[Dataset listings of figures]
★ ★ ★ ★ ★ ★ ★
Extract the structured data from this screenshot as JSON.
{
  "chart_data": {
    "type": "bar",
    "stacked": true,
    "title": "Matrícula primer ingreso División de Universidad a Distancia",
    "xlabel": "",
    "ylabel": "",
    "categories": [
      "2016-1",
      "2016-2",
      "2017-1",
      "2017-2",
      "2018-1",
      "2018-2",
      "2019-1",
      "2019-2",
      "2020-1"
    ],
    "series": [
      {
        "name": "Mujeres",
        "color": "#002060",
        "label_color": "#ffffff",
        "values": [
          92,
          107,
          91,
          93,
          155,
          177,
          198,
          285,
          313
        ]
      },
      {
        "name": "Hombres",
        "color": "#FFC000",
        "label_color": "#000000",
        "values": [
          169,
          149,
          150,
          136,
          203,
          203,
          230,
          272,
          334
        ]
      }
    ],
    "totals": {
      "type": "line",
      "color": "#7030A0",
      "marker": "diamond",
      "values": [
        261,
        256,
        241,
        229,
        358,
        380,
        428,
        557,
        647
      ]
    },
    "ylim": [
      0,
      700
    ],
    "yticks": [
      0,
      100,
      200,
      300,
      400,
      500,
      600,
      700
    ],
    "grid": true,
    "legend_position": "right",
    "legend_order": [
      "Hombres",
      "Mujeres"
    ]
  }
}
★ ★ ★ ★ ★ ★ ★
# Task statement
Exact output of every entry is required.

# Task result
Extract the structured data from this screenshot as JSON.
{
  "chart_data": {
    "type": "bar",
    "stacked": true,
    "title": "Matrícula primer ingreso División de Universidad a Distancia",
    "xlabel": "",
    "ylabel": "",
    "categories": [
      "2016-1",
      "2016-2",
      "2017-1",
      "2017-2",
      "2018-1",
      "2018-2",
      "2019-1",
      "2019-2",
      "2020-1"
    ],
    "series": [
      {
        "name": "Mujeres",
        "color": "#002060",
        "label_color": "#ffffff",
        "values": [
          92,
          107,
          91,
          93,
          155,
          177,
          198,
          285,
          313
        ]
      },
      {
        "name": "Hombres",
        "color": "#FFC000",
        "label_color": "#000000",
        "values": [
          169,
          149,
          150,
          136,
          203,
          203,
          230,
          272,
          334
        ]
      }
    ],
    "totals": {
      "type": "line",
      "color": "#7030A0",
      "marker": "diamond",
      "values": [
        261,
        256,
        241,
        229,
        358,
        380,
        428,
        557,
        647
      ]
    },
    "ylim": [
      0,
      700
    ],
    "yticks": [
      0,
      100,
      200,
      300,
      400,
      500,
      600,
      700
    ],
    "grid": true,
    "legend_position": "right",
    "legend_order": [
      "Hombres",
      "Mujeres"
    ]
  }
}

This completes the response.